··· DATA FOR THE TASK ···

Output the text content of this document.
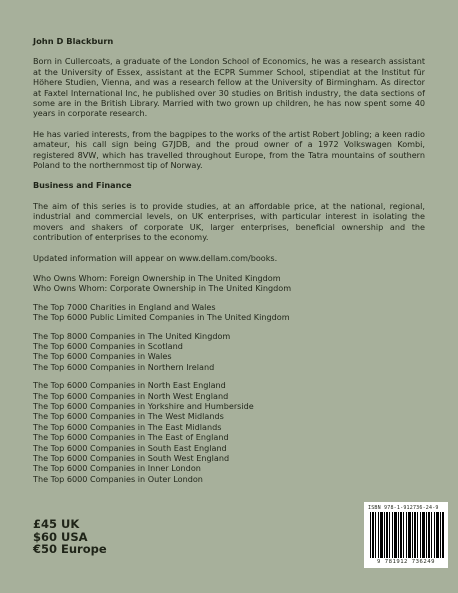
John D Blackburn

Born in Cullercoats, a graduate of the London School of Economics, he was a research assistant at the University of Essex, assistant at the ECPR Summer School, stipendiat at the Institut für Höhere Studien, Vienna, and was a research fellow at the University of Birmingham. As director at Faxtel International Inc, he published over 30 studies on British industry, the data sections of some are in the British Library. Married with two grown up children, he has now spent some 40 years in corporate research.

He has varied interests, from the bagpipes to the works of the artist Robert Jobling; a keen radio amateur, his call sign being G7JDB, and the proud owner of a 1972 Volkswagen Kombi, registered 8VW, which has travelled throughout Europe, from the Tatra mountains of southern Poland to the northernmost tip of Norway.

Business and Finance

The aim of this series is to provide studies, at an affordable price, at the national, regional, industrial and commercial levels, on UK enterprises, with particular interest in isolating the movers and shakers of corporate UK, larger enterprises, beneficial ownership and the contribution of enterprises to the economy.

Updated information will appear on www.dellam.com/books.

Who Owns Whom: Foreign Ownership in The United Kingdom
Who Owns Whom: Corporate Ownership in The United Kingdom
The Top 7000 Charities in England and Wales
The Top 6000 Public Limited Companies in The United Kingdom
The Top 8000 Companies in The United Kingdom
The Top 6000 Companies in Scotland
The Top 6000 Companies in Wales
The Top 6000 Companies in Northern Ireland
The Top 6000 Companies in North East England
The Top 6000 Companies in North West England
The Top 6000 Companies in Yorkshire and Humberside
The Top 6000 Companies in The West Midlands
The Top 6000 Companies in The East Midlands
The Top 6000 Companies in The East of England
The Top 6000 Companies in South East England
The Top 6000 Companies in South West England
The Top 6000 Companies in Inner London
The Top 6000 Companies in Outer London
£45 UK
$60 USA
€50 Europe
ISBN 978-1-912736-24-9
9 781912 736249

···

> **PROBLEM STATEMENT**:
Go through the listing above and list every line that has the word "England".

> **ANSWER TO THE PROBLEM**:
The Top 7000 Charities in England and Wales
The Top 6000 Companies in North East England
The Top 6000 Companies in North West England
The Top 6000 Companies in The East of England
The Top 6000 Companies in South East England
The Top 6000 Companies in South West England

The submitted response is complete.